GOAL OF THE EXERCISE: Return each line that holds the word "frac".
>> start AVAILABLE RECORDS
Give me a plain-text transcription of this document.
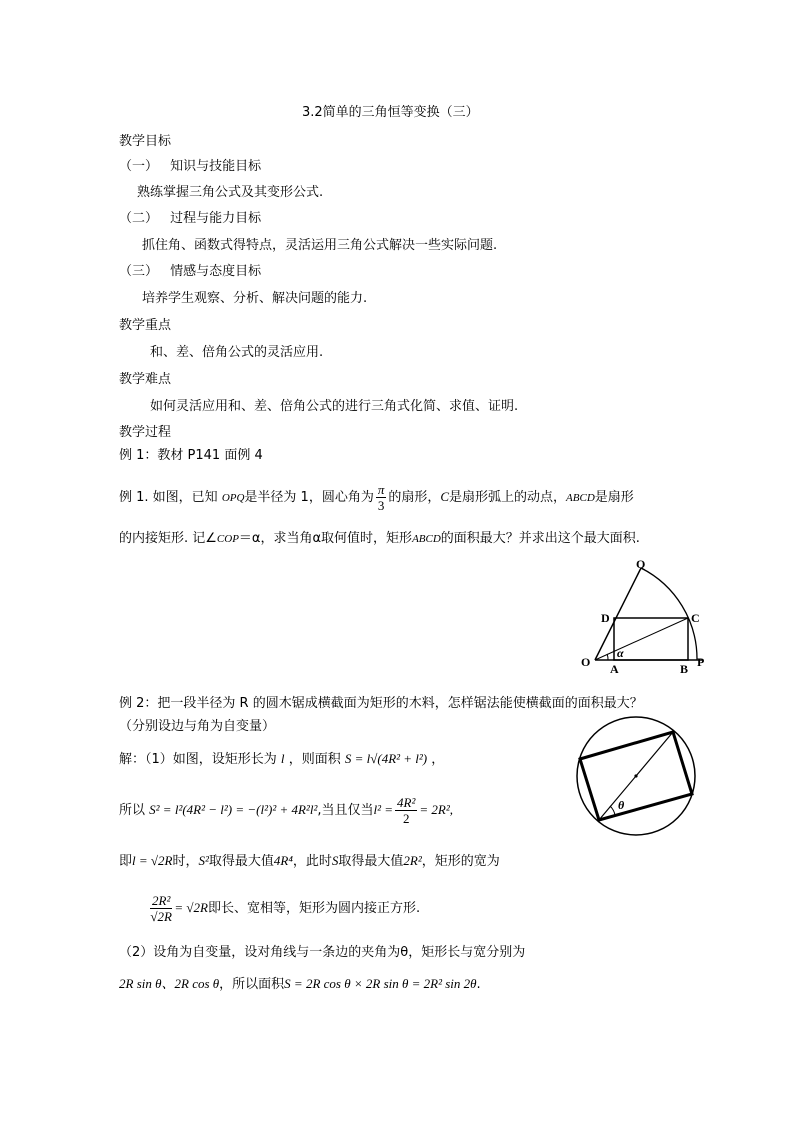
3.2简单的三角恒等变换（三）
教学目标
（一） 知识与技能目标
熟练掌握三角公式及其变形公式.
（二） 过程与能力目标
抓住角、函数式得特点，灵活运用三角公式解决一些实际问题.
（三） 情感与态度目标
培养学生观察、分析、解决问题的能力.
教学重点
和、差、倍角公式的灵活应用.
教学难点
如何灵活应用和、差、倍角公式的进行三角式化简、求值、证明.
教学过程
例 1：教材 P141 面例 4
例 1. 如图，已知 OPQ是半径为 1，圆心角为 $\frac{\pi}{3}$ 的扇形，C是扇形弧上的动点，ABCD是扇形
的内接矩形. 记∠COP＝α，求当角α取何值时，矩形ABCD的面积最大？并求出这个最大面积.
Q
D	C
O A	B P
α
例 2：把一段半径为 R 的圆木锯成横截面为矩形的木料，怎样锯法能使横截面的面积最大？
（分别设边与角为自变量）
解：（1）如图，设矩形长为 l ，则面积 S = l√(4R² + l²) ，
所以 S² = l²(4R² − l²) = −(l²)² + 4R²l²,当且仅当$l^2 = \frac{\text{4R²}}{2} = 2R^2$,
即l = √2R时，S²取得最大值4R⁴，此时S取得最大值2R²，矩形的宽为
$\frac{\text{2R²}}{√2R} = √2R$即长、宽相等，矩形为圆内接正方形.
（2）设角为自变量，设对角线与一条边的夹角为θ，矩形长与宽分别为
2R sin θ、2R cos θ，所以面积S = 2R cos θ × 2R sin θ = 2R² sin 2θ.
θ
>> end AVAILABLE RECORDS
THE ANSWER:
例 1. 如图，已知 OPQ是半径为 1，圆心角为 $\frac{\pi}{3}$ 的扇形，C是扇形弧上的动点，ABCD是扇形
所以 S² = l²(4R² − l²) = −(l²)² + 4R²l²,当且仅当$l^2 = \frac{\text{4R²}}{2} = 2R^2$,
$\frac{\text{2R²}}{√2R} = √2R$即长、宽相等，矩形为圆内接正方形.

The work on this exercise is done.